Entries drawn from a collection
* Begin *

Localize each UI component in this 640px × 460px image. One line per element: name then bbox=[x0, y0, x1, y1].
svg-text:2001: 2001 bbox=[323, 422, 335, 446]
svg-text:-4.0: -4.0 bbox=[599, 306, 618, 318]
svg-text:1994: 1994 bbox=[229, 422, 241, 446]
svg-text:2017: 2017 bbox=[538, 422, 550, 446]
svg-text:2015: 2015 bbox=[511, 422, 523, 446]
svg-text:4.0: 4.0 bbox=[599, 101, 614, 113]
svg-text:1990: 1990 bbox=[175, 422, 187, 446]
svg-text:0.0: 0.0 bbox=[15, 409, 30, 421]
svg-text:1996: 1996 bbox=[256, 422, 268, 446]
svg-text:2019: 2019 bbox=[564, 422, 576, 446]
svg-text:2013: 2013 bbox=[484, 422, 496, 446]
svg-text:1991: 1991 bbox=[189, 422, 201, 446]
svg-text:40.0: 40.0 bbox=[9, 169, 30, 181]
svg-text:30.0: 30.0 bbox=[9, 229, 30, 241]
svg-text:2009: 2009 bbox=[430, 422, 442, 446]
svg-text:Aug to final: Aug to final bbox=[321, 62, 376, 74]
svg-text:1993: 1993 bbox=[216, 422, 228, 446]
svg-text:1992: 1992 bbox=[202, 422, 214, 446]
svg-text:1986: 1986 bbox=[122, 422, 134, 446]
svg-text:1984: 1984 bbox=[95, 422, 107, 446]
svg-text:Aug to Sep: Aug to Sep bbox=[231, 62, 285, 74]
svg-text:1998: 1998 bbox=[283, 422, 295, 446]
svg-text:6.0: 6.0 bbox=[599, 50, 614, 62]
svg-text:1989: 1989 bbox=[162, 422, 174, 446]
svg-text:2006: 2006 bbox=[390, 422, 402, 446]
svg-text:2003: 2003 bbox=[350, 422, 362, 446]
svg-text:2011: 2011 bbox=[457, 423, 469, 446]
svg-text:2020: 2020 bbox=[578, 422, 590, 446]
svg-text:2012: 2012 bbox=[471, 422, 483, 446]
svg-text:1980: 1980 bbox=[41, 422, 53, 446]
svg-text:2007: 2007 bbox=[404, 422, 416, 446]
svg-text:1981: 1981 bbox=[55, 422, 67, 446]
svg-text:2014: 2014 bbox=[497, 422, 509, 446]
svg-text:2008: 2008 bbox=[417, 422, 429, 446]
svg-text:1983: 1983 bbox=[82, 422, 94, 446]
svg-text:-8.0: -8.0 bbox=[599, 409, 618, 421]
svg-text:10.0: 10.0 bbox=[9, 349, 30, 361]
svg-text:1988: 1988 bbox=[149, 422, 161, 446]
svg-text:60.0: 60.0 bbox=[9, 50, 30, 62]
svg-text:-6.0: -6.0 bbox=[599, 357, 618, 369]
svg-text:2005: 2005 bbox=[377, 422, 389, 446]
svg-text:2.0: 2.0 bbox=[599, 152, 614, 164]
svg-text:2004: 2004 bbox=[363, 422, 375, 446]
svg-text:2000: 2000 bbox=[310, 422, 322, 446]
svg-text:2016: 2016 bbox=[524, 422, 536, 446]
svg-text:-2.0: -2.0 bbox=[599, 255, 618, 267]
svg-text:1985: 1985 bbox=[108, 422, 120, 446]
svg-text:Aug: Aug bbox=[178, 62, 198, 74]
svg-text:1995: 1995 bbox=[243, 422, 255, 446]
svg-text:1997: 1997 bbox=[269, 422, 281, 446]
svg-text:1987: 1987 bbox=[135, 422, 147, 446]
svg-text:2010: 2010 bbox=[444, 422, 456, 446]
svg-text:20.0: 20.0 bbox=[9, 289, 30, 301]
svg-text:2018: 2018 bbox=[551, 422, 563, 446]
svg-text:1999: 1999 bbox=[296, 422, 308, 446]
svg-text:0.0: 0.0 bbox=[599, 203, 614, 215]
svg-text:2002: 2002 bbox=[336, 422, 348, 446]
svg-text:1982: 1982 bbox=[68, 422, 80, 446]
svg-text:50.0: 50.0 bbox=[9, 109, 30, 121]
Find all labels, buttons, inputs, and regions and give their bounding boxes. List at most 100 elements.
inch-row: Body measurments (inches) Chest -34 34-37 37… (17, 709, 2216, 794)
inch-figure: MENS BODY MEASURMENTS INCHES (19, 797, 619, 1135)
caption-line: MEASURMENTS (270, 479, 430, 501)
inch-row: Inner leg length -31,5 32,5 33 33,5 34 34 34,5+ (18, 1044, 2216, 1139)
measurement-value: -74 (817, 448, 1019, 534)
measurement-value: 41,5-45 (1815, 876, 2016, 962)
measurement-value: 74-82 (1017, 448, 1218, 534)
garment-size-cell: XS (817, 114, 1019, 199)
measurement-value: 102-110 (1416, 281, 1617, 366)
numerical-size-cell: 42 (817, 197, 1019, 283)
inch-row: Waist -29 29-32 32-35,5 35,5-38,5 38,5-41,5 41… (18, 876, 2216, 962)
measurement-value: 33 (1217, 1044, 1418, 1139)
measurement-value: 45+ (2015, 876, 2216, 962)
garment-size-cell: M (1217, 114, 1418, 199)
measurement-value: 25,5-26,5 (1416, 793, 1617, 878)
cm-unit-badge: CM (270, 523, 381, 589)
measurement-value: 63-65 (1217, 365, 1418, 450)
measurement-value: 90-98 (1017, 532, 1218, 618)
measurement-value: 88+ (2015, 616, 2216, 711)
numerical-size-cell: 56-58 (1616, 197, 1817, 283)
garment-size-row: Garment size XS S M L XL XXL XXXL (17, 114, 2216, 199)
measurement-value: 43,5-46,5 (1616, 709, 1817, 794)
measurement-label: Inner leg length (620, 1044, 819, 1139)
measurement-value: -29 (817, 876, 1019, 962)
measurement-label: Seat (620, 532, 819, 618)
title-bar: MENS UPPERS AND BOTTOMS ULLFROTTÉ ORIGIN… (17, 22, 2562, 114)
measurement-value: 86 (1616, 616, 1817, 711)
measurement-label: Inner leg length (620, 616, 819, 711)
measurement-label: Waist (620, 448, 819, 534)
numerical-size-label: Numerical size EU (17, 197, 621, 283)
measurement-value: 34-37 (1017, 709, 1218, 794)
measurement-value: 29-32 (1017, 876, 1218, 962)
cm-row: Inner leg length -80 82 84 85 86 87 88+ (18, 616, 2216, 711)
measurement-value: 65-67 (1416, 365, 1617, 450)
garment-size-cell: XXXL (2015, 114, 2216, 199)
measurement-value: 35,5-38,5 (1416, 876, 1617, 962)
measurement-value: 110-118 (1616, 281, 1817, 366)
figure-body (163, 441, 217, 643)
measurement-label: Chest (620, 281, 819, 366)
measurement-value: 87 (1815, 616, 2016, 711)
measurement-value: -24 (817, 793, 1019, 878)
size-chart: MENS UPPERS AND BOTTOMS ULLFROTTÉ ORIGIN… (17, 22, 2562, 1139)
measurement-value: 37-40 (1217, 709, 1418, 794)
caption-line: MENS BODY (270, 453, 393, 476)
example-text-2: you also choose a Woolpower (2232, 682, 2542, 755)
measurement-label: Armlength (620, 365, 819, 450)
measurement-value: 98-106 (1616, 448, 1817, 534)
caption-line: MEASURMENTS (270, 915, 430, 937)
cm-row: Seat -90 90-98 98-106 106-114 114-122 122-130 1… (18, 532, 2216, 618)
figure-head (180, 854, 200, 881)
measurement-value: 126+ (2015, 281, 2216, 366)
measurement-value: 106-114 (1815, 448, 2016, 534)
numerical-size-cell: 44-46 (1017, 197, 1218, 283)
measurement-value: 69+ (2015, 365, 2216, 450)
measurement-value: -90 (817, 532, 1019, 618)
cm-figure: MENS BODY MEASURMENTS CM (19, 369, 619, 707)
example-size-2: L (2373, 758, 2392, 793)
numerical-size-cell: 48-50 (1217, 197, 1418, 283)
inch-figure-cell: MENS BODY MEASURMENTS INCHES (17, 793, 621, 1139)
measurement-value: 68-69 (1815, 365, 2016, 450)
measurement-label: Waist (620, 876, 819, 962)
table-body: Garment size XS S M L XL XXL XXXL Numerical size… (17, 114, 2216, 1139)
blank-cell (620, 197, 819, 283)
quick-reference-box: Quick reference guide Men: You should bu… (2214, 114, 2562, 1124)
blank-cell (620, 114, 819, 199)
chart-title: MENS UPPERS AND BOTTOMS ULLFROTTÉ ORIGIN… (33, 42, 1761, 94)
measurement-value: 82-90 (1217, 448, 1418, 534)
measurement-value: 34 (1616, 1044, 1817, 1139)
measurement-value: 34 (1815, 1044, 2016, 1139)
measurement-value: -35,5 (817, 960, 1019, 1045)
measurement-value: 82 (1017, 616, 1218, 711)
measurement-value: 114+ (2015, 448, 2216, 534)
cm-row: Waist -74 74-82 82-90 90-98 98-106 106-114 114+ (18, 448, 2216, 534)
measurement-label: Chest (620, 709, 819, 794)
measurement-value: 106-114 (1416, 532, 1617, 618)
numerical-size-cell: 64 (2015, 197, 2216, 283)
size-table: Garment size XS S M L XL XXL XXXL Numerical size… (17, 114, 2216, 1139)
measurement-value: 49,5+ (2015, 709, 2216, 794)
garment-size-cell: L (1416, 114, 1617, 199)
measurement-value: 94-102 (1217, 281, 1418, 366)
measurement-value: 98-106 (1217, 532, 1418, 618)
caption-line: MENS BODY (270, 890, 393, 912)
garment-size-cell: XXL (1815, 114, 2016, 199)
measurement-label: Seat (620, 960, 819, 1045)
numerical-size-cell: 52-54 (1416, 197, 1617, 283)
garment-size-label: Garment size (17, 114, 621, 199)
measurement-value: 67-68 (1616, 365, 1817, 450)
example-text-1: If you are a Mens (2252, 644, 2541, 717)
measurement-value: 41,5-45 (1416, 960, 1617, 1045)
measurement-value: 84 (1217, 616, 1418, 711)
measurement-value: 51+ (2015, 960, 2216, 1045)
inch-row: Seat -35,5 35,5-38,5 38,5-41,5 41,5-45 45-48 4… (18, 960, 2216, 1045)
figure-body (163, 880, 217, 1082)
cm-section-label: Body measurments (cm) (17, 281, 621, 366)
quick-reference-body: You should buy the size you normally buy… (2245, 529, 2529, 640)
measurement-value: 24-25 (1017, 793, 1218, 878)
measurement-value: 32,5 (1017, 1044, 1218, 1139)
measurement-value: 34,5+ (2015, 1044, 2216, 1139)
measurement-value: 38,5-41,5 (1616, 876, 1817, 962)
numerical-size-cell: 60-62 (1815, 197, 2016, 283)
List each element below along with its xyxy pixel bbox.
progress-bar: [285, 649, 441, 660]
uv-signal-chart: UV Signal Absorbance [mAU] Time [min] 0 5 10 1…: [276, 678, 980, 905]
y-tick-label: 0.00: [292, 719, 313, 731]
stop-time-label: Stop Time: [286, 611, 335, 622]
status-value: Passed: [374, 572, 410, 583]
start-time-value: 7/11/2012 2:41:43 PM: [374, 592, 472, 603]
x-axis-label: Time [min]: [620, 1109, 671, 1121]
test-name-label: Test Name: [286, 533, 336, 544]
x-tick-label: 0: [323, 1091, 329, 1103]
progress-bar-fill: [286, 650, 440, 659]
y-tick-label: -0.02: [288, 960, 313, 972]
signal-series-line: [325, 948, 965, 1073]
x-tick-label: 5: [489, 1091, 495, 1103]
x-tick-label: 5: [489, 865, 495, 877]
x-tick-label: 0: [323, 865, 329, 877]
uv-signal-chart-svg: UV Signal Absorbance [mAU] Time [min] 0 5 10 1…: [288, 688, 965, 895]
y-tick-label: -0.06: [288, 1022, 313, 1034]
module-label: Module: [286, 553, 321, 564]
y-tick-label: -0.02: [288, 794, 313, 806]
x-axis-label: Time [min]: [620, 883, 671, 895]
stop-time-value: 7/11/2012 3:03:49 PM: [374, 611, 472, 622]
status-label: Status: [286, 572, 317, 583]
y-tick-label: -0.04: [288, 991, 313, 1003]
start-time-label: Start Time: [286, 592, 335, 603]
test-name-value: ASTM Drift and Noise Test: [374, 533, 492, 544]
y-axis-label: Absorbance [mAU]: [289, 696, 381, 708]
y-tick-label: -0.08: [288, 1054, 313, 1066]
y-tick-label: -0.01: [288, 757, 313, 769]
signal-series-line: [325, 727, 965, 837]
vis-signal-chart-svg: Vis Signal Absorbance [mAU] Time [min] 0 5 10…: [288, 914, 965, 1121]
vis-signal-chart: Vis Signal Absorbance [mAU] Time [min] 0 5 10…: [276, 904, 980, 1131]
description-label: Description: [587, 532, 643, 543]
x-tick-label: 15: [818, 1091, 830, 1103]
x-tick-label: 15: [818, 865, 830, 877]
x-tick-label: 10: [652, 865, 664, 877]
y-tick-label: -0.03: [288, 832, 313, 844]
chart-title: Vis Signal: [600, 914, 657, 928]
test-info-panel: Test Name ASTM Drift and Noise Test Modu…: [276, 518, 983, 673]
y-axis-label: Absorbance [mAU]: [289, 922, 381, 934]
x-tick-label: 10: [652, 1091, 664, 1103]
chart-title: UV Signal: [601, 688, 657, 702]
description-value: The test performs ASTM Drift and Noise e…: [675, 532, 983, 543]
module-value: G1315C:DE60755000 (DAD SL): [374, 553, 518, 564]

* End *

- TASK BRIEF: Copy out again, word for word, the lines from the very first one through the line containing "svg-text:6.0: 6.0 bbox=[599, 50, 614, 62]", with both of those included.

- EXERCISE ANSWER:
Localize each UI component in this 640px × 460px image. One line per element: name then bbox=[x0, y0, x1, y1].
svg-text:2001: 2001 bbox=[323, 422, 335, 446]
svg-text:-4.0: -4.0 bbox=[599, 306, 618, 318]
svg-text:1994: 1994 bbox=[229, 422, 241, 446]
svg-text:2017: 2017 bbox=[538, 422, 550, 446]
svg-text:2015: 2015 bbox=[511, 422, 523, 446]
svg-text:4.0: 4.0 bbox=[599, 101, 614, 113]
svg-text:1990: 1990 bbox=[175, 422, 187, 446]
svg-text:0.0: 0.0 bbox=[15, 409, 30, 421]
svg-text:1996: 1996 bbox=[256, 422, 268, 446]
svg-text:2019: 2019 bbox=[564, 422, 576, 446]
svg-text:2013: 2013 bbox=[484, 422, 496, 446]
svg-text:1991: 1991 bbox=[189, 422, 201, 446]
svg-text:40.0: 40.0 bbox=[9, 169, 30, 181]
svg-text:30.0: 30.0 bbox=[9, 229, 30, 241]
svg-text:2009: 2009 bbox=[430, 422, 442, 446]
svg-text:Aug to final: Aug to final bbox=[321, 62, 376, 74]
svg-text:1993: 1993 bbox=[216, 422, 228, 446]
svg-text:1992: 1992 bbox=[202, 422, 214, 446]
svg-text:1986: 1986 bbox=[122, 422, 134, 446]
svg-text:1984: 1984 bbox=[95, 422, 107, 446]
svg-text:Aug to Sep: Aug to Sep bbox=[231, 62, 285, 74]
svg-text:1998: 1998 bbox=[283, 422, 295, 446]
svg-text:6.0: 6.0 bbox=[599, 50, 614, 62]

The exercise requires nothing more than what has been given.